Data excerpts:
↓
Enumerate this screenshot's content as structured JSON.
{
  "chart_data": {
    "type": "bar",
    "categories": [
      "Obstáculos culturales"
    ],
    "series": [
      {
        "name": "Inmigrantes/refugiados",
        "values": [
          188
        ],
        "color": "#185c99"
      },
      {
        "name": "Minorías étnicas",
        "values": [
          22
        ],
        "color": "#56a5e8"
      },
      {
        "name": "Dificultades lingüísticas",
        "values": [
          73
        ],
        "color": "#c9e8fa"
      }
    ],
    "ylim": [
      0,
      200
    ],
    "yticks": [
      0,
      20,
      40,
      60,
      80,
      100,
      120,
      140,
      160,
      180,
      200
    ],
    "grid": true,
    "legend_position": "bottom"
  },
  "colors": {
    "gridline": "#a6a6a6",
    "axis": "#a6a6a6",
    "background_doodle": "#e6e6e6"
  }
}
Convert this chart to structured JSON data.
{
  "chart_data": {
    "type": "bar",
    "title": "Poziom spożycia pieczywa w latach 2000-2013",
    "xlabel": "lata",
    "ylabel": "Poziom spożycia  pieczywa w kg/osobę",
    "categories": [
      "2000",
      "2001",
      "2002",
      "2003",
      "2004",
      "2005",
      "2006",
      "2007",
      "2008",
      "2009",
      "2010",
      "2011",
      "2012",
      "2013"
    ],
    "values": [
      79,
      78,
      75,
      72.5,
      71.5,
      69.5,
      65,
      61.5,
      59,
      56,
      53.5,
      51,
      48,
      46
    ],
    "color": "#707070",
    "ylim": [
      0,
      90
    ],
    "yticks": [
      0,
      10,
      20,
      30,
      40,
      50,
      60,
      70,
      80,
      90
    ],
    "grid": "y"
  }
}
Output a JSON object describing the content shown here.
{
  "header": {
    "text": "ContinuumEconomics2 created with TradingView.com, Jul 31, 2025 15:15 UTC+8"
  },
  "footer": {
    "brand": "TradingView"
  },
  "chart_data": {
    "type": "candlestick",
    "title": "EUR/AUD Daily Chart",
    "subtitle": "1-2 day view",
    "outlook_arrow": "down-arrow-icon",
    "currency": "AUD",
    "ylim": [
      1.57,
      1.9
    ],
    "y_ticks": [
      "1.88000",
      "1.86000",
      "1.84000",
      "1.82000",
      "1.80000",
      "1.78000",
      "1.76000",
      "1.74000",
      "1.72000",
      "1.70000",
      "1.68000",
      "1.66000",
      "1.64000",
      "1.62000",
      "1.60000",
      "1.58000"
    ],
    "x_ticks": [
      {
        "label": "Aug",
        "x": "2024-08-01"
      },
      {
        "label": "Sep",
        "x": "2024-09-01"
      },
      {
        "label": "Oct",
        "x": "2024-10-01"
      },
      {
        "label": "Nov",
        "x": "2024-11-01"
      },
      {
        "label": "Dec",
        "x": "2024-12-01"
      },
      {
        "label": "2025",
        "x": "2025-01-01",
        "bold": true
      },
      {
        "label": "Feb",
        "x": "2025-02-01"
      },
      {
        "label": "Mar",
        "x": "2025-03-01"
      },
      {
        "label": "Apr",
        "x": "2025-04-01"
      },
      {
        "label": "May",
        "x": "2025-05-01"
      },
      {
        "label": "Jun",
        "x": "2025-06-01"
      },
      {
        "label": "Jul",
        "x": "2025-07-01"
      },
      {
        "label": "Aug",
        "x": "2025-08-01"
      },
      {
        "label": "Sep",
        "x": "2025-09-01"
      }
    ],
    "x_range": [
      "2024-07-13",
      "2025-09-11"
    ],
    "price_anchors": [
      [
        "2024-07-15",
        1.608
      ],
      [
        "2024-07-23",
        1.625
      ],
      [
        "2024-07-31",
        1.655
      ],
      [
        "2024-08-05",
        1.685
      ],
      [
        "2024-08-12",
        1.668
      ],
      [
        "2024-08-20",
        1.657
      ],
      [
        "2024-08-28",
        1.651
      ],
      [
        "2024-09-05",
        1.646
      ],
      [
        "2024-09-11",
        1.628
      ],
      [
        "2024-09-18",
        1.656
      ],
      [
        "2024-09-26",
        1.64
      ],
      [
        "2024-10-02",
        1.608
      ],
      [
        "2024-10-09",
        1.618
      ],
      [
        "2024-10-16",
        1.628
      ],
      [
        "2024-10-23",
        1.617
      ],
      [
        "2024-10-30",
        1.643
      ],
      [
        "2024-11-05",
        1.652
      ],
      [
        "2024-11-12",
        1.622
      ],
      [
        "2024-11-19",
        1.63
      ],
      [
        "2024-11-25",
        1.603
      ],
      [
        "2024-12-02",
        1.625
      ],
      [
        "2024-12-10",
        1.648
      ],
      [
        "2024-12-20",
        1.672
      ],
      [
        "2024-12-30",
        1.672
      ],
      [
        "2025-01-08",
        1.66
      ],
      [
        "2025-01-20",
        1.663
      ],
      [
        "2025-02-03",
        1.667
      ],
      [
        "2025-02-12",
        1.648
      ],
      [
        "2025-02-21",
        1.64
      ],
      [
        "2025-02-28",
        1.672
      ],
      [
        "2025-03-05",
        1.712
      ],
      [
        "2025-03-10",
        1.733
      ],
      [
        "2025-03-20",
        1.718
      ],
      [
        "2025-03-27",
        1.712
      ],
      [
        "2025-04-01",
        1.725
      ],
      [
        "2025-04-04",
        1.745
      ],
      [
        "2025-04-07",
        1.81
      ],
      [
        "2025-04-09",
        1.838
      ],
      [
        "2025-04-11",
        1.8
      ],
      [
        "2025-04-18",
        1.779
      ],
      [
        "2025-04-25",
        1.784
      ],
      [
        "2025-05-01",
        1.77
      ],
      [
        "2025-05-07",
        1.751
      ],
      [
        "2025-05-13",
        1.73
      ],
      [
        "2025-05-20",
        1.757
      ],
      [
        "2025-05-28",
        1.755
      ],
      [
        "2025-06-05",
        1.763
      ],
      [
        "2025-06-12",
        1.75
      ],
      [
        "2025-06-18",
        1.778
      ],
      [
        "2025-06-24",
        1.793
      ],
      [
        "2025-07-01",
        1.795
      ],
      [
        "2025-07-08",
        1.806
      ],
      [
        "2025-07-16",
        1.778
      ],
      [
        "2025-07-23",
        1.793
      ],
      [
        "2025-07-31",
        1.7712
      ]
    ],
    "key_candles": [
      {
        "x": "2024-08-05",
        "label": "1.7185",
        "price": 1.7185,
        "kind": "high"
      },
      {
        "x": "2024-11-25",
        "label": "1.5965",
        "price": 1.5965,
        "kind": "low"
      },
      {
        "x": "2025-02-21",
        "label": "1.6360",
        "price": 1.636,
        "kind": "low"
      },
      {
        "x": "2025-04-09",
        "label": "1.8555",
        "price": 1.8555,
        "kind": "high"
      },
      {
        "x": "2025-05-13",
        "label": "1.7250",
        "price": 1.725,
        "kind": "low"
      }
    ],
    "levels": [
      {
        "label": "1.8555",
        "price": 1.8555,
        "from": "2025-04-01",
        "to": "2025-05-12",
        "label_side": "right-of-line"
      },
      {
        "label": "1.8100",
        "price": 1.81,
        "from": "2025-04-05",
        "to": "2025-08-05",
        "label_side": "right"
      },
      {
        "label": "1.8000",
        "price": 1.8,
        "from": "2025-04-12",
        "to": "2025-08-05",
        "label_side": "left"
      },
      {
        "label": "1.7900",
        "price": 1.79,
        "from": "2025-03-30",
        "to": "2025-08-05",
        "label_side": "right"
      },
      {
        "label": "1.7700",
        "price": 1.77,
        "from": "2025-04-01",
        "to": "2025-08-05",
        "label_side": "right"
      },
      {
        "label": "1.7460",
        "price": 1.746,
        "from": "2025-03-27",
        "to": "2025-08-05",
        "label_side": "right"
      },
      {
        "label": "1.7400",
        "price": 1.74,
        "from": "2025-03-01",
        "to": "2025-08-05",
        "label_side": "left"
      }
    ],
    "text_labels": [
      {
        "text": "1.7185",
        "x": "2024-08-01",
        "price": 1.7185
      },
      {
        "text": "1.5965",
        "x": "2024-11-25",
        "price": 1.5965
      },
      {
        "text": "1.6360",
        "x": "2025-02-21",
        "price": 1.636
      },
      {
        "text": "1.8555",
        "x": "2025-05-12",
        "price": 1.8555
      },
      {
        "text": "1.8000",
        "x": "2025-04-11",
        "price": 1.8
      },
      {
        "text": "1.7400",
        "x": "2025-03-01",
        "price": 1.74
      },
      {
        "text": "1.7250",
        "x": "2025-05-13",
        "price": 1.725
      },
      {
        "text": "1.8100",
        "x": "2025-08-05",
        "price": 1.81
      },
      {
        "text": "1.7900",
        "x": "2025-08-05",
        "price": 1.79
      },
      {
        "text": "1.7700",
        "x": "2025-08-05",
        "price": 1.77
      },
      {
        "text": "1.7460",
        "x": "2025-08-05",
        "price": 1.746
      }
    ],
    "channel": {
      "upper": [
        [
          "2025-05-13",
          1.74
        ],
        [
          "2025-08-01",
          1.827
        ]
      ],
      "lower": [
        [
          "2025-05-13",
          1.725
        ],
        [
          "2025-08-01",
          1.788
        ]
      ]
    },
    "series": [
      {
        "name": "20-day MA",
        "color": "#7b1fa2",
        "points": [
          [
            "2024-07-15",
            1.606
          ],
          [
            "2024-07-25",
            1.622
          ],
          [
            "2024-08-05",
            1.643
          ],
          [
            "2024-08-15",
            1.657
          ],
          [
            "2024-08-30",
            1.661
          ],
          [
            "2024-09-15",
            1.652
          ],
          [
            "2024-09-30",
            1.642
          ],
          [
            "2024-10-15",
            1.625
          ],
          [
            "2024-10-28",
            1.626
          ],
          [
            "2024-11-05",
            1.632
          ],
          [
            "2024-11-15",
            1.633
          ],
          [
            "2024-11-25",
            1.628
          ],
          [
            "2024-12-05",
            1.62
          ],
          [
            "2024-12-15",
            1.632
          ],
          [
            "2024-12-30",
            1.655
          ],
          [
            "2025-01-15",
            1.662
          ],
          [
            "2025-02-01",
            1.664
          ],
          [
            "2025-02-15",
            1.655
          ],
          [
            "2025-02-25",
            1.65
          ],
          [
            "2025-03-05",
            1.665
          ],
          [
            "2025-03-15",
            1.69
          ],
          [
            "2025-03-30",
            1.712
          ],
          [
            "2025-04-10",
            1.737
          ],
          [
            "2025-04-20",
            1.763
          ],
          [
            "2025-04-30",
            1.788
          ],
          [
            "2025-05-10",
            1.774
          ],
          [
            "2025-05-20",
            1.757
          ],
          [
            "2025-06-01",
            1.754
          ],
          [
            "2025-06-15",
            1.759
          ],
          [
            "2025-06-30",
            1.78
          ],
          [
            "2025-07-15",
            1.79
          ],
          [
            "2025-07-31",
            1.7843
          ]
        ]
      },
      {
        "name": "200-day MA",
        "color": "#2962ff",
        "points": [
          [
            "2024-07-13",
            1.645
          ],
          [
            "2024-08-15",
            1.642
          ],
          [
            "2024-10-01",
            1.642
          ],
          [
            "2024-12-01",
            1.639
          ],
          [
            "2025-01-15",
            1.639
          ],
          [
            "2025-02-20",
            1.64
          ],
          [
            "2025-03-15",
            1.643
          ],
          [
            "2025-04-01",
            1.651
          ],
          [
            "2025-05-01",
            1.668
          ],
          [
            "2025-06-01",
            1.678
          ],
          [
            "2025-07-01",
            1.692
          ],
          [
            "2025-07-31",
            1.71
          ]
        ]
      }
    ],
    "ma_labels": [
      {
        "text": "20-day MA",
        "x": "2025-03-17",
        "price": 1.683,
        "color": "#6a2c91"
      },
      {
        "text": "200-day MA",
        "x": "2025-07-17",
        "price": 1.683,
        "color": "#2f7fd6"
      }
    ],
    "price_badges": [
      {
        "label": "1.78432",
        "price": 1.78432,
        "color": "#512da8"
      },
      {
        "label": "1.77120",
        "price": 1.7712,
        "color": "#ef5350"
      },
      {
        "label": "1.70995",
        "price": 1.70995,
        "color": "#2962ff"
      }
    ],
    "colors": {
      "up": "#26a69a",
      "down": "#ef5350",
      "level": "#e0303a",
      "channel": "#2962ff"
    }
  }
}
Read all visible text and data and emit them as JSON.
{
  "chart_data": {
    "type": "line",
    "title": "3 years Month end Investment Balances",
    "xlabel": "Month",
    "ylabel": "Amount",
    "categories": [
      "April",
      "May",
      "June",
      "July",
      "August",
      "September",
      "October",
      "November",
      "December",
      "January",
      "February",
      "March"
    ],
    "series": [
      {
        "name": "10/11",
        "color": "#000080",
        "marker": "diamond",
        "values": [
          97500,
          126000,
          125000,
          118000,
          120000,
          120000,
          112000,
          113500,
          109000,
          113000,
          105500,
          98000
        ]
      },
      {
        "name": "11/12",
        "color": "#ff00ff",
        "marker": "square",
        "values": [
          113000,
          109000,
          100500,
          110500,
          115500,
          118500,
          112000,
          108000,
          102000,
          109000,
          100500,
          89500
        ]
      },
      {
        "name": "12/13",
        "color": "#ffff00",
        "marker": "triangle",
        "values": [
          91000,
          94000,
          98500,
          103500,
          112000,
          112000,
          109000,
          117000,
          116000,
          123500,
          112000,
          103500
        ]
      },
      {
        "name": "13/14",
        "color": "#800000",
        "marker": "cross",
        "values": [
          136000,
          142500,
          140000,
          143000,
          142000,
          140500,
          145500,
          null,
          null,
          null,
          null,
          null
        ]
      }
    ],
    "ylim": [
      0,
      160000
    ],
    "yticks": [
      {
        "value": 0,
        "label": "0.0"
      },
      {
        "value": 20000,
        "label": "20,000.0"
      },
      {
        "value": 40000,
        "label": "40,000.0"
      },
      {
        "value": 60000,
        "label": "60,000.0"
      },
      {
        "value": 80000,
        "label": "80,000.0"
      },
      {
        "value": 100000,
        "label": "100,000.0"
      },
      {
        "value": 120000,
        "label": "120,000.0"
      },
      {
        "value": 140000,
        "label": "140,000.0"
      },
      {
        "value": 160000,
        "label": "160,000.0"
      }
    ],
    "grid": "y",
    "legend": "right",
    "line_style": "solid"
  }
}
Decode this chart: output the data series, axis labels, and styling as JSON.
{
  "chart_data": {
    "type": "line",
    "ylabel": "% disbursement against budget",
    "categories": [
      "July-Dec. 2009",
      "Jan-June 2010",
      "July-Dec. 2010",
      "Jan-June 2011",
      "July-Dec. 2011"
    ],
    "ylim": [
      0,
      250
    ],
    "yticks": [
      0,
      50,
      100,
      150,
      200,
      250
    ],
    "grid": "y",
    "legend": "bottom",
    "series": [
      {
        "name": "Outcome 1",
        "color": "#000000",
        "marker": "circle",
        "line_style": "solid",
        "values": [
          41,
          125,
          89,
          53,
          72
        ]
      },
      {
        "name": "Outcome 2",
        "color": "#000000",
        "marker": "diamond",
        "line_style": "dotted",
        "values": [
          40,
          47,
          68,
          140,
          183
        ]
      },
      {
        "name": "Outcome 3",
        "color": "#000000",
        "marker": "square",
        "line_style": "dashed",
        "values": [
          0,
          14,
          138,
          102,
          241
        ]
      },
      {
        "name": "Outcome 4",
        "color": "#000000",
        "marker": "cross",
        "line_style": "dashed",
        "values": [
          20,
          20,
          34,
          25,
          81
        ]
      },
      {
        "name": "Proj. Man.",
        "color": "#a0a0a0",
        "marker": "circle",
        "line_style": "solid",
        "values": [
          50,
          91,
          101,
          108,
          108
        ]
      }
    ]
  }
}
↑
The exercise:
Gather each line holding the string "structured".

Task solution:
Enumerate this screenshot's content as structured JSON.
Convert this chart to structured JSON data.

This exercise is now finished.